• [WHAT NEEDS TO BE DONE] Select the lines below containing the word "outline".

• [Dataset listings of figures]
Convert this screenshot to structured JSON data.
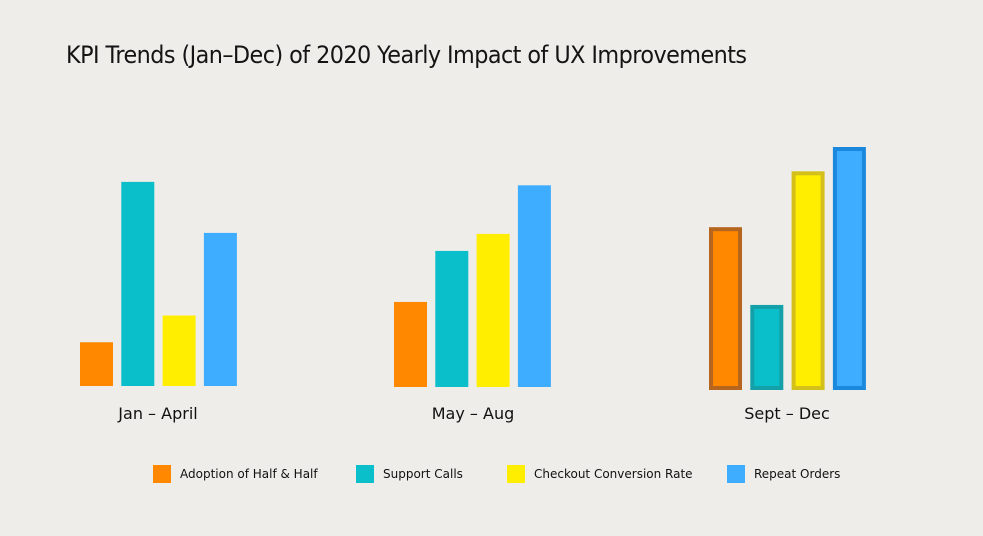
{
  "chart_data": {
    "type": "bar",
    "title": "KPI Trends (Jan–Dec) of 2020 Yearly Impact of UX Improvements",
    "xlabel": "",
    "ylabel": "",
    "ylim": [
      0,
      100
    ],
    "grid": false,
    "legend_position": "bottom",
    "categories": [
      "Jan – April",
      "May – Aug",
      "Sept – Dec"
    ],
    "highlighted_category": "Sept – Dec",
    "series": [
      {
        "name": "Adoption of Half & Half",
        "color": "#ff8800",
        "outline": "#b5651d",
        "values": [
          18,
          35,
          67
        ]
      },
      {
        "name": "Support Calls",
        "color": "#0bbfca",
        "outline": "#14a0a8",
        "values": [
          84,
          56,
          35
        ]
      },
      {
        "name": "Checkout Conversion Rate",
        "color": "#ffee00",
        "outline": "#d4c01a",
        "values": [
          29,
          63,
          90
        ]
      },
      {
        "name": "Repeat Orders",
        "color": "#3fadff",
        "outline": "#1a88dd",
        "values": [
          63,
          83,
          100
        ]
      }
    ]
  }
}
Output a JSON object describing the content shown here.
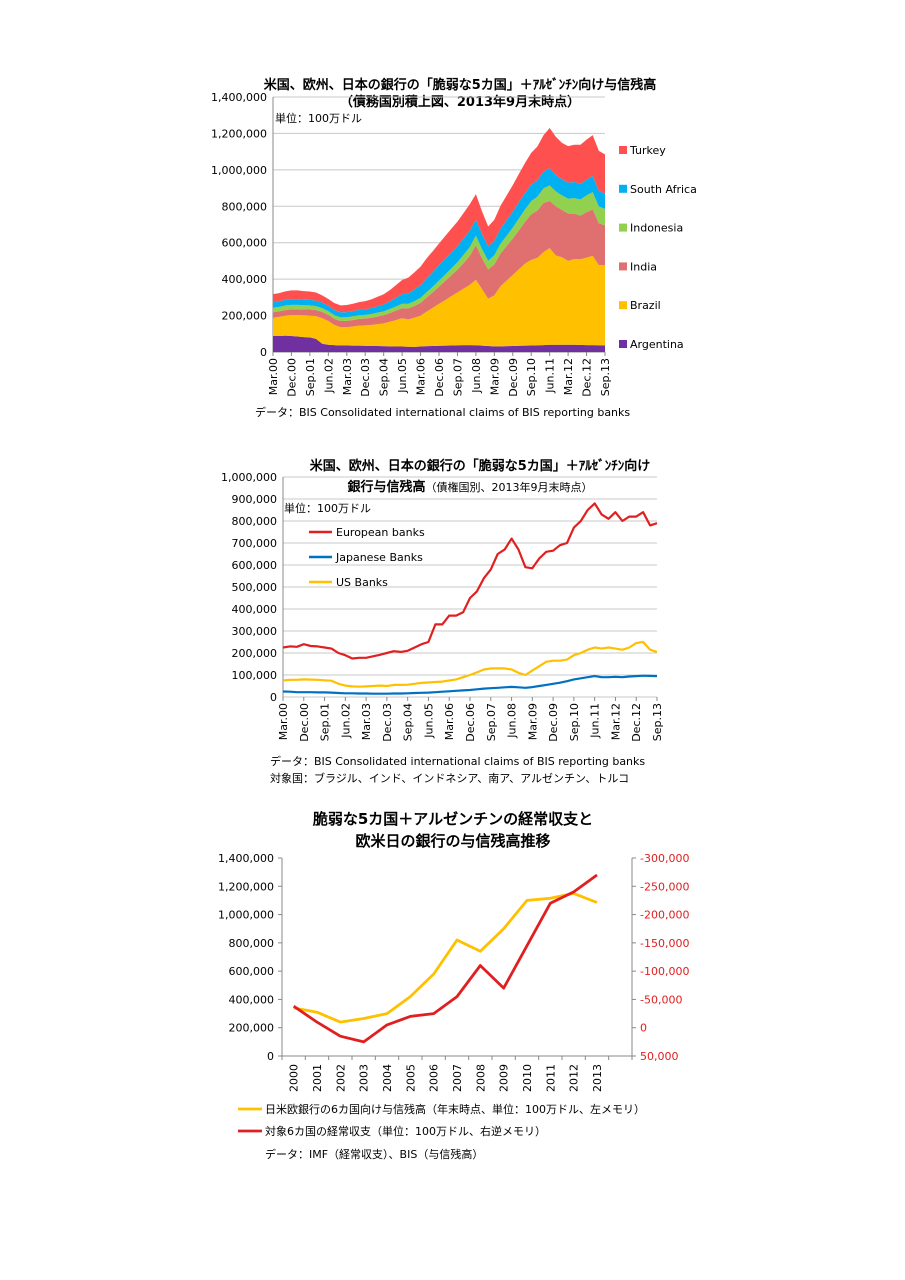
{
  "chart_data": [
    {
      "type": "area",
      "stacked": true,
      "title": "米国、欧州、日本の銀行の「脆弱な5カ国」＋ｱﾙｾﾞﾝﾁﾝ向け与信残高",
      "subtitle": "（債務国別積上図、2013年9月末時点）",
      "unit": "単位：100万ドル",
      "source": "データ：BIS Consolidated international claims of BIS reporting banks",
      "ylim": [
        0,
        1400000
      ],
      "yticks": [
        0,
        200000,
        400000,
        600000,
        800000,
        1000000,
        1200000,
        1400000
      ],
      "ytick_labels": [
        "0",
        "200,000",
        "400,000",
        "600,000",
        "800,000",
        "1,000,000",
        "1,200,000",
        "1,400,000"
      ],
      "x": [
        "Mar.00",
        "Jun.00",
        "Sep.00",
        "Dec.00",
        "Mar.01",
        "Jun.01",
        "Sep.01",
        "Dec.01",
        "Mar.02",
        "Jun.02",
        "Sep.02",
        "Dec.02",
        "Mar.03",
        "Jun.03",
        "Sep.03",
        "Dec.03",
        "Mar.04",
        "Jun.04",
        "Sep.04",
        "Dec.04",
        "Mar.05",
        "Jun.05",
        "Sep.05",
        "Dec.05",
        "Mar.06",
        "Jun.06",
        "Sep.06",
        "Dec.06",
        "Mar.07",
        "Jun.07",
        "Sep.07",
        "Dec.07",
        "Mar.08",
        "Jun.08",
        "Sep.08",
        "Dec.08",
        "Mar.09",
        "Jun.09",
        "Sep.09",
        "Dec.09",
        "Mar.10",
        "Jun.10",
        "Sep.10",
        "Dec.10",
        "Mar.11",
        "Jun.11",
        "Sep.11",
        "Dec.11",
        "Mar.12",
        "Jun.12",
        "Sep.12",
        "Dec.12",
        "Mar.13",
        "Jun.13",
        "Sep.13"
      ],
      "x_tick_labels": [
        "Mar.00",
        "Dec.00",
        "Sep.01",
        "Jun.02",
        "Mar.03",
        "Dec.03",
        "Sep.04",
        "Jun.05",
        "Mar.06",
        "Dec.06",
        "Sep.07",
        "Jun.08",
        "Mar.09",
        "Dec.09",
        "Sep.10",
        "Jun.11",
        "Mar.12",
        "Dec.12",
        "Sep.13"
      ],
      "series": [
        {
          "name": "Argentina",
          "color": "#7030a0",
          "values": [
            88000,
            88000,
            90000,
            88000,
            85000,
            82000,
            80000,
            72000,
            45000,
            40000,
            38000,
            36000,
            36000,
            35000,
            35000,
            34000,
            33000,
            33000,
            32000,
            31000,
            30000,
            30000,
            29000,
            28000,
            30000,
            32000,
            33000,
            34000,
            35000,
            36000,
            37000,
            38000,
            38000,
            37000,
            35000,
            33000,
            31000,
            31000,
            32000,
            33000,
            34000,
            35000,
            36000,
            37000,
            38000,
            40000,
            40000,
            40000,
            40000,
            40000,
            39000,
            38000,
            38000,
            37000,
            36000
          ]
        },
        {
          "name": "Brazil",
          "color": "#ffc000",
          "values": [
            100000,
            105000,
            110000,
            115000,
            118000,
            120000,
            120000,
            125000,
            140000,
            130000,
            110000,
            100000,
            100000,
            105000,
            110000,
            112000,
            115000,
            120000,
            125000,
            135000,
            145000,
            155000,
            150000,
            160000,
            170000,
            190000,
            210000,
            230000,
            250000,
            270000,
            290000,
            310000,
            330000,
            360000,
            310000,
            260000,
            280000,
            330000,
            360000,
            390000,
            420000,
            450000,
            470000,
            480000,
            510000,
            530000,
            490000,
            480000,
            460000,
            470000,
            470000,
            480000,
            490000,
            440000,
            440000
          ]
        },
        {
          "name": "India",
          "color": "#e07070",
          "values": [
            30000,
            30000,
            30000,
            32000,
            32000,
            32000,
            33000,
            33000,
            35000,
            34000,
            34000,
            34000,
            35000,
            36000,
            37000,
            38000,
            40000,
            42000,
            45000,
            48000,
            52000,
            56000,
            60000,
            65000,
            70000,
            78000,
            85000,
            95000,
            105000,
            115000,
            125000,
            140000,
            160000,
            190000,
            170000,
            160000,
            170000,
            180000,
            190000,
            200000,
            215000,
            230000,
            250000,
            260000,
            270000,
            260000,
            270000,
            260000,
            260000,
            250000,
            240000,
            250000,
            255000,
            230000,
            220000
          ]
        },
        {
          "name": "Indonesia",
          "color": "#92d050",
          "values": [
            25000,
            25000,
            25000,
            24000,
            24000,
            23000,
            23000,
            22000,
            21000,
            20000,
            20000,
            20000,
            20000,
            20000,
            20000,
            20000,
            20000,
            21000,
            21000,
            22000,
            23000,
            24000,
            25000,
            26000,
            27000,
            29000,
            31000,
            33000,
            35000,
            38000,
            41000,
            45000,
            48000,
            52000,
            50000,
            48000,
            50000,
            53000,
            56000,
            60000,
            64000,
            68000,
            72000,
            76000,
            80000,
            85000,
            82000,
            80000,
            82000,
            85000,
            88000,
            92000,
            95000,
            92000,
            90000
          ]
        },
        {
          "name": "South Africa",
          "color": "#00b0f0",
          "values": [
            30000,
            30000,
            31000,
            31000,
            31000,
            30000,
            30000,
            30000,
            30000,
            29000,
            28000,
            28000,
            28000,
            29000,
            30000,
            31000,
            33000,
            35000,
            38000,
            42000,
            47000,
            52000,
            58000,
            64000,
            70000,
            76000,
            80000,
            84000,
            86000,
            88000,
            88000,
            90000,
            90000,
            88000,
            82000,
            78000,
            80000,
            83000,
            86000,
            88000,
            90000,
            90000,
            90000,
            90000,
            92000,
            95000,
            90000,
            88000,
            88000,
            88000,
            86000,
            86000,
            88000,
            85000,
            84000
          ]
        },
        {
          "name": "Turkey",
          "color": "#ff5050",
          "values": [
            45000,
            45000,
            47000,
            48000,
            48000,
            47000,
            46000,
            45000,
            40000,
            38000,
            38000,
            38000,
            39000,
            40000,
            42000,
            44000,
            48000,
            52000,
            56000,
            62000,
            70000,
            78000,
            86000,
            94000,
            102000,
            110000,
            115000,
            120000,
            125000,
            130000,
            135000,
            140000,
            145000,
            140000,
            125000,
            110000,
            115000,
            125000,
            135000,
            145000,
            155000,
            165000,
            175000,
            185000,
            200000,
            220000,
            210000,
            200000,
            200000,
            205000,
            215000,
            220000,
            225000,
            220000,
            215000
          ]
        }
      ]
    },
    {
      "type": "line",
      "title": "米国、欧州、日本の銀行の「脆弱な5カ国」＋ｱﾙｾﾞﾝﾁﾝ向け",
      "subtitle_bold": "銀行与信残高",
      "subtitle": "（債権国別、2013年9月末時点）",
      "unit": "単位：100万ドル",
      "source": "データ：BIS Consolidated international claims of BIS reporting banks",
      "note": "対象国：ブラジル、インド、インドネシア、南ア、アルゼンチン、トルコ",
      "ylim": [
        0,
        1000000
      ],
      "yticks": [
        0,
        100000,
        200000,
        300000,
        400000,
        500000,
        600000,
        700000,
        800000,
        900000,
        1000000
      ],
      "ytick_labels": [
        "0",
        "100,000",
        "200,000",
        "300,000",
        "400,000",
        "500,000",
        "600,000",
        "700,000",
        "800,000",
        "900,000",
        "1,000,000"
      ],
      "x_tick_labels": [
        "Mar.00",
        "Dec.00",
        "Sep.01",
        "Jun.02",
        "Mar.03",
        "Dec.03",
        "Sep.04",
        "Jun.05",
        "Mar.06",
        "Dec.06",
        "Sep.07",
        "Jun.08",
        "Mar.09",
        "Dec.09",
        "Sep.10",
        "Jun.11",
        "Mar.12",
        "Dec.12",
        "Sep.13"
      ],
      "series": [
        {
          "name": "European banks",
          "color": "#e02020",
          "values": [
            225000,
            230000,
            228000,
            240000,
            232000,
            230000,
            225000,
            220000,
            200000,
            190000,
            175000,
            178000,
            178000,
            185000,
            192000,
            200000,
            208000,
            205000,
            210000,
            225000,
            240000,
            250000,
            330000,
            330000,
            370000,
            370000,
            385000,
            450000,
            480000,
            540000,
            580000,
            650000,
            670000,
            720000,
            670000,
            590000,
            585000,
            630000,
            660000,
            665000,
            690000,
            700000,
            770000,
            800000,
            850000,
            880000,
            830000,
            810000,
            840000,
            800000,
            820000,
            820000,
            840000,
            780000,
            790000
          ]
        },
        {
          "name": "Japanese Banks",
          "color": "#0070c0",
          "values": [
            25000,
            24000,
            22000,
            22000,
            22000,
            21000,
            21000,
            20000,
            18000,
            17000,
            17000,
            16000,
            16000,
            15000,
            15000,
            15000,
            16000,
            16000,
            17000,
            18000,
            19000,
            20000,
            22000,
            24000,
            26000,
            28000,
            30000,
            32000,
            35000,
            38000,
            40000,
            42000,
            44000,
            46000,
            44000,
            42000,
            45000,
            50000,
            55000,
            60000,
            65000,
            72000,
            80000,
            85000,
            90000,
            95000,
            90000,
            90000,
            92000,
            90000,
            93000,
            95000,
            97000,
            96000,
            95000
          ]
        },
        {
          "name": "US Banks",
          "color": "#ffc000",
          "values": [
            75000,
            78000,
            78000,
            80000,
            79000,
            78000,
            76000,
            74000,
            60000,
            52000,
            48000,
            47000,
            48000,
            50000,
            52000,
            50000,
            55000,
            55000,
            56000,
            60000,
            64000,
            66000,
            68000,
            70000,
            75000,
            80000,
            90000,
            100000,
            112000,
            125000,
            130000,
            130000,
            130000,
            125000,
            110000,
            100000,
            120000,
            140000,
            160000,
            165000,
            165000,
            170000,
            190000,
            200000,
            215000,
            225000,
            220000,
            225000,
            220000,
            215000,
            225000,
            245000,
            250000,
            215000,
            205000
          ]
        }
      ]
    },
    {
      "type": "line",
      "dual_axis": true,
      "title_line1": "脆弱な5カ国＋アルゼンチンの経常収支と",
      "title_line2": "欧米日の銀行の与信残高推移",
      "source": "データ：IMF（経常収支）、BIS（与信残高）",
      "x": [
        "2000",
        "2001",
        "2002",
        "2003",
        "2004",
        "2005",
        "2006",
        "2007",
        "2008",
        "2009",
        "2010",
        "2011",
        "2012",
        "2013"
      ],
      "ylim_left": [
        0,
        1400000
      ],
      "yticks_left": [
        0,
        200000,
        400000,
        600000,
        800000,
        1000000,
        1200000,
        1400000
      ],
      "ytick_labels_left": [
        "0",
        "200,000",
        "400,000",
        "600,000",
        "800,000",
        "1,000,000",
        "1,200,000",
        "1,400,000"
      ],
      "ylim_right": [
        50000,
        -300000
      ],
      "yticks_right": [
        50000,
        0,
        -50000,
        -100000,
        -150000,
        -200000,
        -250000,
        -300000
      ],
      "ytick_labels_right": [
        "50,000",
        "0",
        "-50,000",
        "-100,000",
        "-150,000",
        "-200,000",
        "-250,000",
        "-300,000"
      ],
      "series": [
        {
          "name": "日米欧銀行の6カ国向け与信残高（年末時点、単位：100万ドル、左メモリ）",
          "color": "#ffc000",
          "axis": "left",
          "values": [
            340000,
            310000,
            240000,
            265000,
            300000,
            420000,
            580000,
            820000,
            740000,
            900000,
            1100000,
            1115000,
            1150000,
            1085000
          ]
        },
        {
          "name": "対象6カ国の経常収支（単位：100万ドル、右逆メモリ）",
          "color": "#e02020",
          "axis": "right",
          "values": [
            -38000,
            -10000,
            15000,
            25000,
            -5000,
            -20000,
            -25000,
            -55000,
            -110000,
            -70000,
            -145000,
            -220000,
            -240000,
            -270000
          ]
        }
      ]
    }
  ]
}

• [FINAL ANSWER]
        "outline": "#b5651d",
        "outline": "#14a0a8",
        "outline": "#d4c01a",
        "outline": "#1a88dd",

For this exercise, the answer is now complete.